(Input data):
- - -

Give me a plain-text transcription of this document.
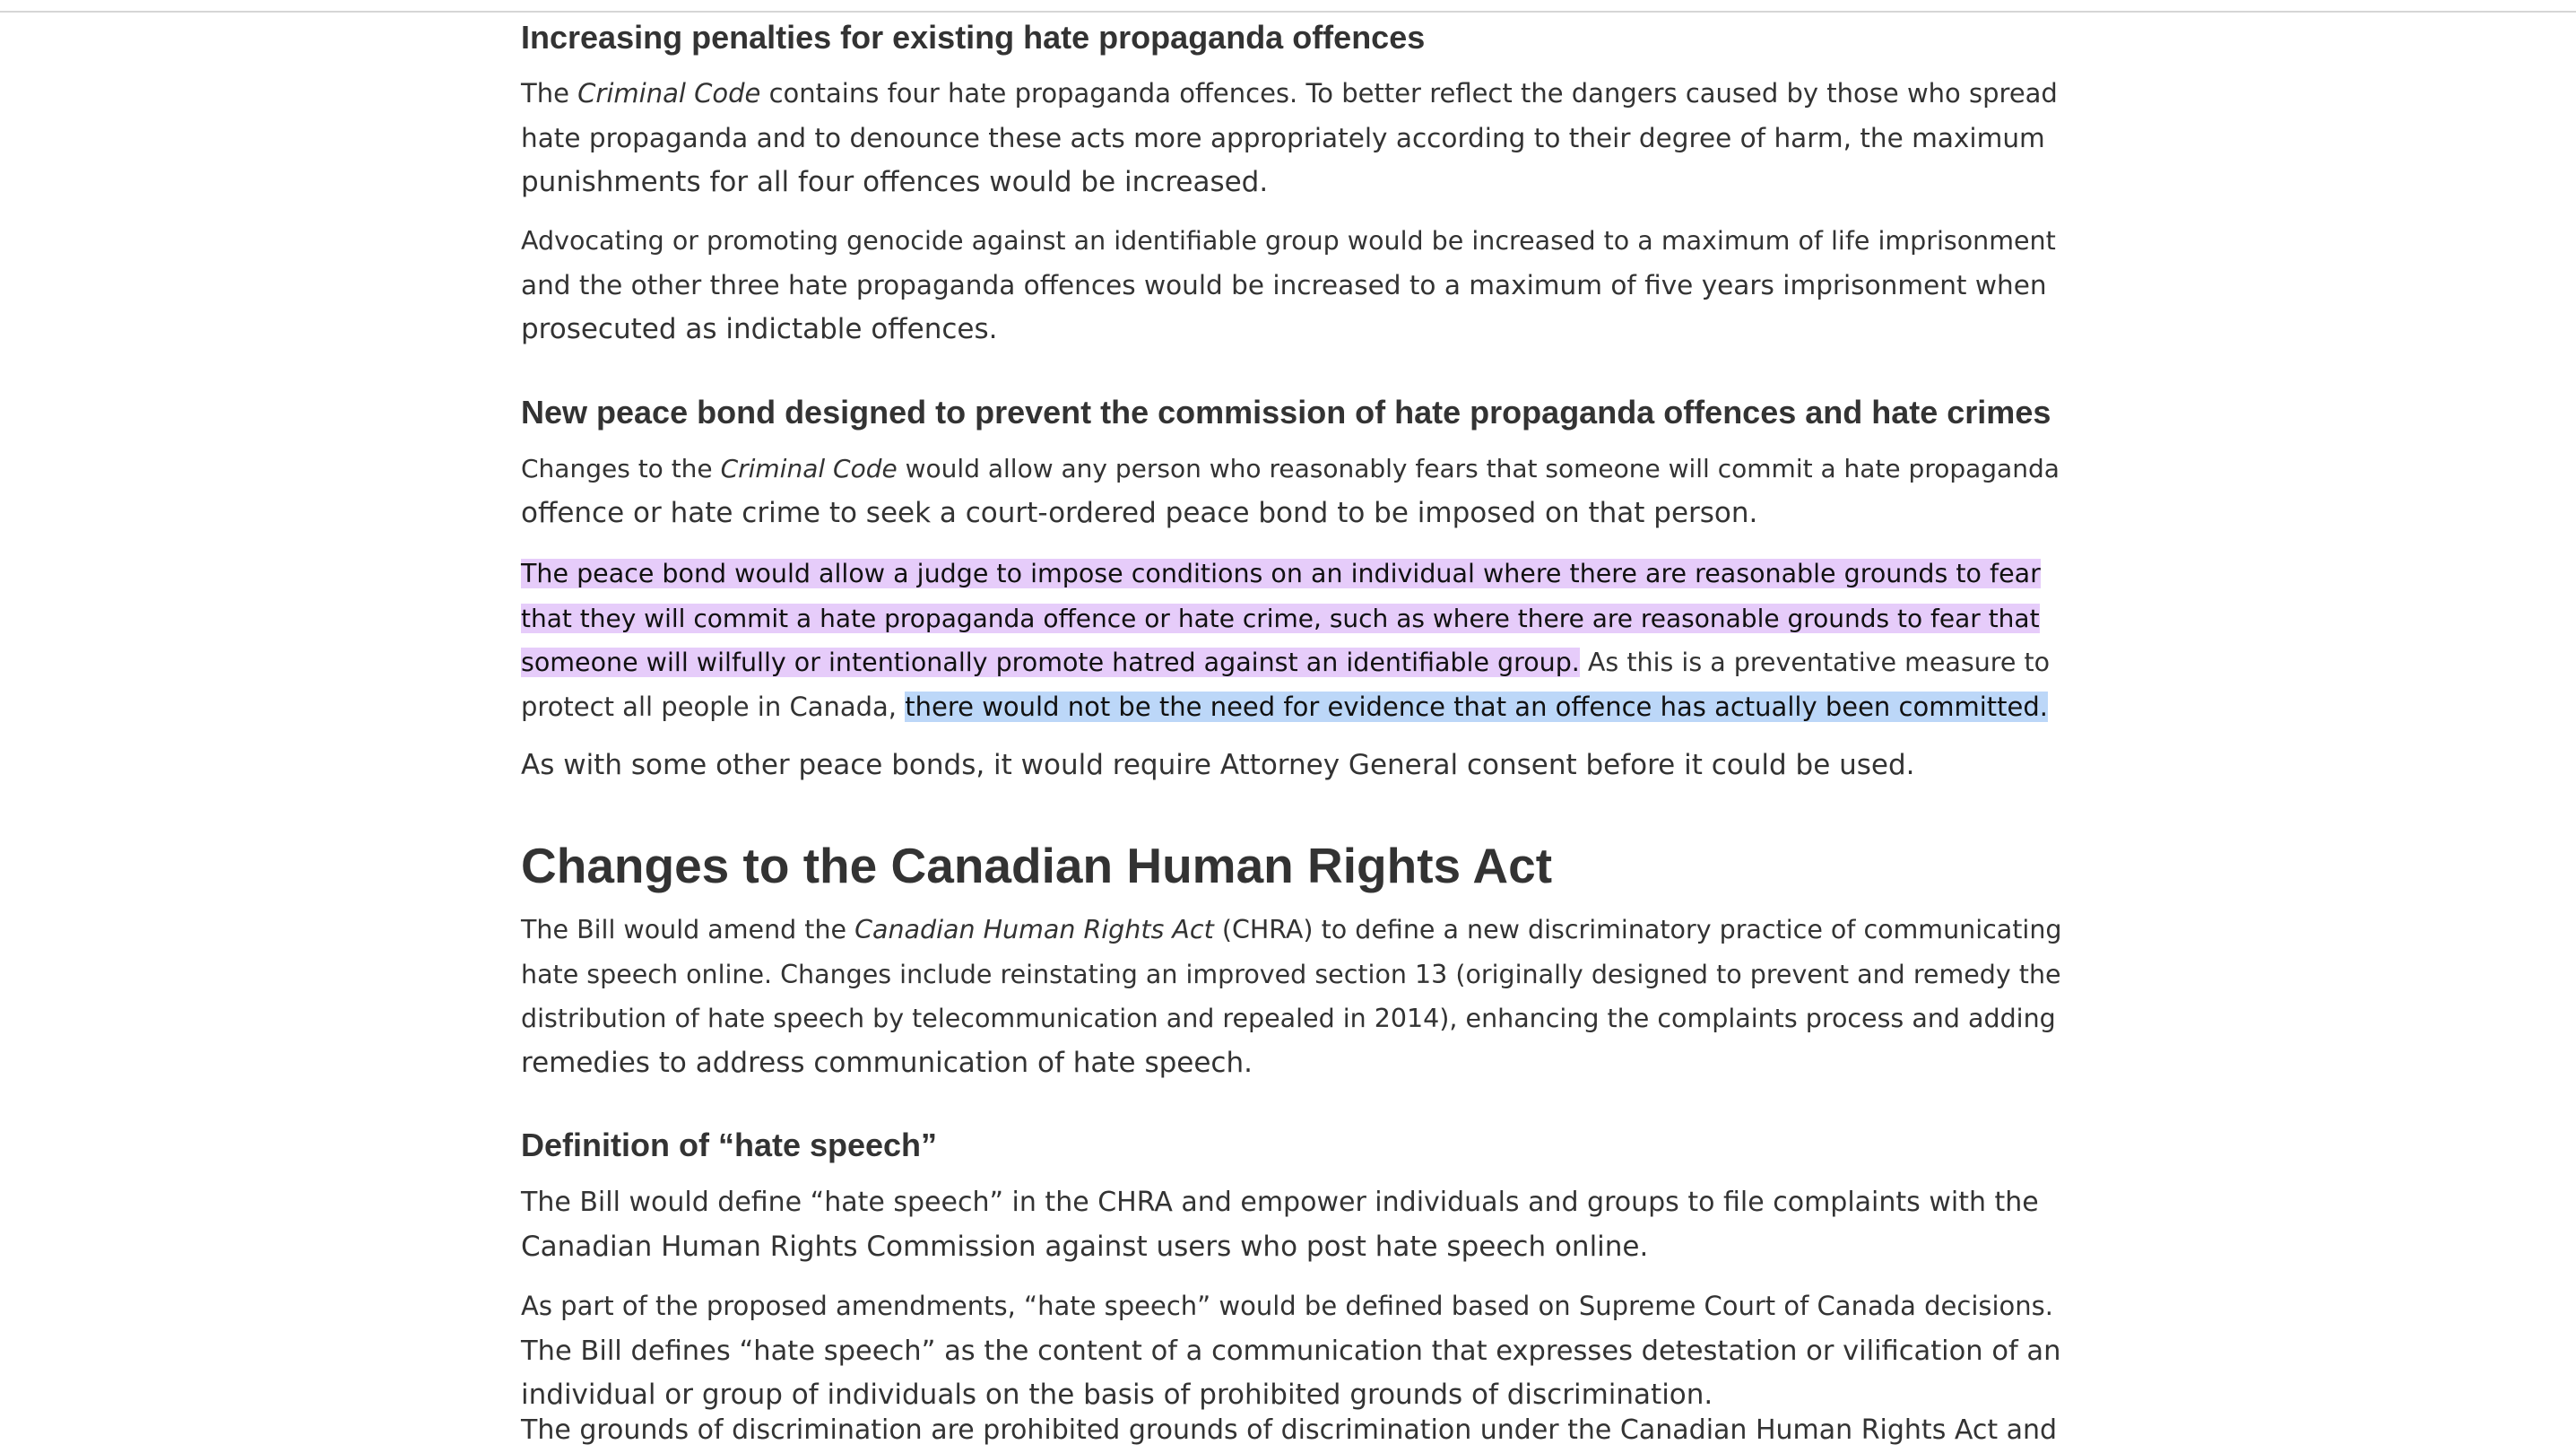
Increasing penalties for existing hate propaganda offences
The Criminal Code contains four hate propaganda offences. To better reflect the dangers caused by those who spread
hate propaganda and to denounce these acts more appropriately according to their degree of harm, the maximum
punishments for all four offences would be increased.
Advocating or promoting genocide against an identifiable group would be increased to a maximum of life imprisonment
and the other three hate propaganda offences would be increased to a maximum of five years imprisonment when
prosecuted as indictable offences.
New peace bond designed to prevent the commission of hate propaganda offences and hate crimes
Changes to the Criminal Code would allow any person who reasonably fears that someone will commit a hate propaganda
offence or hate crime to seek a court-ordered peace bond to be imposed on that person.
The peace bond would allow a judge to impose conditions on an individual where there are reasonable grounds to fear
that they will commit a hate propaganda offence or hate crime, such as where there are reasonable grounds to fear that
someone will wilfully or intentionally promote hatred against an identifiable group. As this is a preventative measure to
protect all people in Canada, there would not be the need for evidence that an offence has actually been committed.
As with some other peace bonds, it would require Attorney General consent before it could be used.
Changes to the Canadian Human Rights Act
The Bill would amend the Canadian Human Rights Act (CHRA) to define a new discriminatory practice of communicating
hate speech online. Changes include reinstating an improved section 13 (originally designed to prevent and remedy the
distribution of hate speech by telecommunication and repealed in 2014), enhancing the complaints process and adding
remedies to address communication of hate speech.
Definition of “hate speech”
The Bill would define “hate speech” in the CHRA and empower individuals and groups to file complaints with the
Canadian Human Rights Commission against users who post hate speech online.
As part of the proposed amendments, “hate speech” would be defined based on Supreme Court of Canada decisions.
The Bill defines “hate speech” as the content of a communication that expresses detestation or vilification of an
individual or group of individuals on the basis of prohibited grounds of discrimination.
The grounds of discrimination are prohibited grounds of discrimination under the Canadian Human Rights Act and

- - -

Scan the listing above. Collect all lines with the word "reasonable".

(Task result):
The peace bond would allow a judge to impose conditions on an individual where there are reasonable grounds to fear
that they will commit a hate propaganda offence or hate crime, such as where there are reasonable grounds to fear that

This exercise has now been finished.